=== Given problem ===
Please render the lines of the listing below as a JSON list of strings, one string per line with blank lines left out, starting with the line that contains "List each element" and going on through the line that contains "text-segment: 僅提供續住客房 — [25, 222, 144, 245]". Include both of those lines and no others.

____

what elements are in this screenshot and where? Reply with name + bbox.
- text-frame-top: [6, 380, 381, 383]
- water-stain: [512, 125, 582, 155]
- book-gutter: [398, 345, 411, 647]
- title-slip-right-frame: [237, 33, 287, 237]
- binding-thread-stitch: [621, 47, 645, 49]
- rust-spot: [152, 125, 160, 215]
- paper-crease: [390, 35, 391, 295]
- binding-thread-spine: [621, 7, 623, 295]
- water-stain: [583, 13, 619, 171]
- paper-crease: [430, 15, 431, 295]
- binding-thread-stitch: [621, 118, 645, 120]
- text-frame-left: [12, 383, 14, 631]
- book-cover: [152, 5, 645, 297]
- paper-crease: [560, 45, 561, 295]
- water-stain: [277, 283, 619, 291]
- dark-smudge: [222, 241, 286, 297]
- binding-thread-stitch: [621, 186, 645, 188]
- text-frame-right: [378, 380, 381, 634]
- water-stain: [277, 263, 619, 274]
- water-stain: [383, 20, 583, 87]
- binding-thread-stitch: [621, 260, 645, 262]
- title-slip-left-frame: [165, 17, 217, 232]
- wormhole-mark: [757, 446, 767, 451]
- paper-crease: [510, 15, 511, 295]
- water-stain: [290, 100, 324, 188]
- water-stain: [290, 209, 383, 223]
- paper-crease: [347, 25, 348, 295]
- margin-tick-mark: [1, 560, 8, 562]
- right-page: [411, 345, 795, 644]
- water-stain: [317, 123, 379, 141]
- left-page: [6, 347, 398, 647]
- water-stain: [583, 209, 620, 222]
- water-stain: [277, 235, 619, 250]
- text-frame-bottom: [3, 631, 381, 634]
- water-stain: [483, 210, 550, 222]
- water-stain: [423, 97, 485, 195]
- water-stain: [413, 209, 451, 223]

____

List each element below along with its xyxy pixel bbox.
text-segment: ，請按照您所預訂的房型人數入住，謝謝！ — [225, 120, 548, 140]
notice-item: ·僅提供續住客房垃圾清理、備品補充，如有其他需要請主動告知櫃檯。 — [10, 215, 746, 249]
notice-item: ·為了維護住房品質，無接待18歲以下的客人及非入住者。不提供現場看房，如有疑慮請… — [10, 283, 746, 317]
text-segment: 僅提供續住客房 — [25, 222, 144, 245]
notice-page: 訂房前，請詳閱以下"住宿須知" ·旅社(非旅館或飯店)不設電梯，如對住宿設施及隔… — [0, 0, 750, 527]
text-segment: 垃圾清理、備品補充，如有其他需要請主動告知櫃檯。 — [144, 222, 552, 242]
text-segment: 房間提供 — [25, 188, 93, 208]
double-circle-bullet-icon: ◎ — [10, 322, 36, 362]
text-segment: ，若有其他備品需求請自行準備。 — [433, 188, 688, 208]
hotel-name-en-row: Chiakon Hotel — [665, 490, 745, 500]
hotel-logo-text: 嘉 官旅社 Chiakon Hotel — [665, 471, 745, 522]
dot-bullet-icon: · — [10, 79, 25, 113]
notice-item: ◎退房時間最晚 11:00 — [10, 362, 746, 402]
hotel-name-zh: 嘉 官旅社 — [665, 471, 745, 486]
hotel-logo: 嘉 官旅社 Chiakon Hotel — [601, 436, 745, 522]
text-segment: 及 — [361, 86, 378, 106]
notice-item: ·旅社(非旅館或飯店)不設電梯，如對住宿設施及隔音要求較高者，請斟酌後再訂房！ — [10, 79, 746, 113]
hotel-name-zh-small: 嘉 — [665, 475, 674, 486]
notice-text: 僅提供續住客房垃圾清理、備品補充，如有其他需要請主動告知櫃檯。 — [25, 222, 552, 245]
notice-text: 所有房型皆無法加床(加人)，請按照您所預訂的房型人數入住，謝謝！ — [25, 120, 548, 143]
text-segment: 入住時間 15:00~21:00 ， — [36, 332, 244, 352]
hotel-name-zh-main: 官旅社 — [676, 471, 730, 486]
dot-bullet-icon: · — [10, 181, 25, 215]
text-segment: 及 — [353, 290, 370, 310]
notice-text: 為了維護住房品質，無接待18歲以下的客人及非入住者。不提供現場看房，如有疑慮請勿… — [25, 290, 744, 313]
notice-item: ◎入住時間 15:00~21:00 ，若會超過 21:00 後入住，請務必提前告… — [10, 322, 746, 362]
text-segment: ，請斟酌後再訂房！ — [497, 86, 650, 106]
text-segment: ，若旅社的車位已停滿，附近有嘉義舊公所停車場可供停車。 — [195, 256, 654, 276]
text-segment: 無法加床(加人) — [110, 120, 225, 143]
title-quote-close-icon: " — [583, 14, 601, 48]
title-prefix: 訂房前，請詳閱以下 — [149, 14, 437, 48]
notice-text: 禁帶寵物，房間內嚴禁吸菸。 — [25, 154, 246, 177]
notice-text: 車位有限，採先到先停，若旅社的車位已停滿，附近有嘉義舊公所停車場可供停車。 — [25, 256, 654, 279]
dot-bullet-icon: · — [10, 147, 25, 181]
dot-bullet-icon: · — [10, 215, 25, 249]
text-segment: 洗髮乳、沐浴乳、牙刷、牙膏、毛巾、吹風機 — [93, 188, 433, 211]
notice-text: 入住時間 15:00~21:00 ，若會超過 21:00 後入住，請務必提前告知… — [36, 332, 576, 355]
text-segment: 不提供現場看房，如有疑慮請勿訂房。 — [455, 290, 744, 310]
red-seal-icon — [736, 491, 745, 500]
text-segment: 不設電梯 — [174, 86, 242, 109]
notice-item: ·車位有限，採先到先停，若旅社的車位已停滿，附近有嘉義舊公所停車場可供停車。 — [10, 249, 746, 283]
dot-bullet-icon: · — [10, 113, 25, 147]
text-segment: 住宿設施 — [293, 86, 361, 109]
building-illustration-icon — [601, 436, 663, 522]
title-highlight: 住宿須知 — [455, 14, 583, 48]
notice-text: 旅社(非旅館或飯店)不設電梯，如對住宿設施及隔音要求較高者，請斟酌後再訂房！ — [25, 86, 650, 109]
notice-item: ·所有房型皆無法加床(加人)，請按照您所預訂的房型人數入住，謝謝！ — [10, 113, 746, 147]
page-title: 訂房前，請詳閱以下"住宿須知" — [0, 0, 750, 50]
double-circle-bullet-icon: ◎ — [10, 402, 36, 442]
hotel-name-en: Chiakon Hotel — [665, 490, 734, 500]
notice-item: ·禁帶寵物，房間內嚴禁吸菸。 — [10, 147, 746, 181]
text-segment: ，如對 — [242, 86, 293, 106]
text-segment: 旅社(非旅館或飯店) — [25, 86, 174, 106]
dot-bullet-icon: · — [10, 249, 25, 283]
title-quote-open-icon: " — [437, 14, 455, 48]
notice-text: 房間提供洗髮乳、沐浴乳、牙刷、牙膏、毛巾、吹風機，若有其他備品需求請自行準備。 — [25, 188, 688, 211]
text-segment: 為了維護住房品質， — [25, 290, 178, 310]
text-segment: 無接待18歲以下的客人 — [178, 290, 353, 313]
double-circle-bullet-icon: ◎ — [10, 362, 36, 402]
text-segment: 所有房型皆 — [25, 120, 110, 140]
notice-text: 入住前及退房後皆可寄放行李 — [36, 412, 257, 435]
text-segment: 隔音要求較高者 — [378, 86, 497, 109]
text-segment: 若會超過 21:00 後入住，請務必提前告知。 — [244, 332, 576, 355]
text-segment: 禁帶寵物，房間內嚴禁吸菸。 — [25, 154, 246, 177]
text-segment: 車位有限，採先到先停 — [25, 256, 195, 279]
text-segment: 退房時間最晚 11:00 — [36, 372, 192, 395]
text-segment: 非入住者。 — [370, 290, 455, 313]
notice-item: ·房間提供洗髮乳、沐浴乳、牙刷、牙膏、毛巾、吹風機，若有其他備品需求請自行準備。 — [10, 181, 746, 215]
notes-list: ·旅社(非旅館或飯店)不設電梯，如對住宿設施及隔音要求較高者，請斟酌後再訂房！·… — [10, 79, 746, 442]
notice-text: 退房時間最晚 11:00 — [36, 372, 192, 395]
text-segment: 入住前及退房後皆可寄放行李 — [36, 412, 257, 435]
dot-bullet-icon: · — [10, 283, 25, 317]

____

=== Solution ===
[
  "List each element below along with its xyxy pixel bbox.",
  "text-segment: ，請按照您所預訂的房型人數入住，謝謝！ — [225, 120, 548, 140]",
  "notice-item: ·僅提供續住客房垃圾清理、備品補充，如有其他需要請主動告知櫃檯。 — [10, 215, 746, 249]",
  "notice-item: ·為了維護住房品質，無接待18歲以下的客人及非入住者。不提供現場看房，如有疑慮請… — [10, 283, 746, 317]",
  "text-segment: 僅提供續住客房 — [25, 222, 144, 245]"
]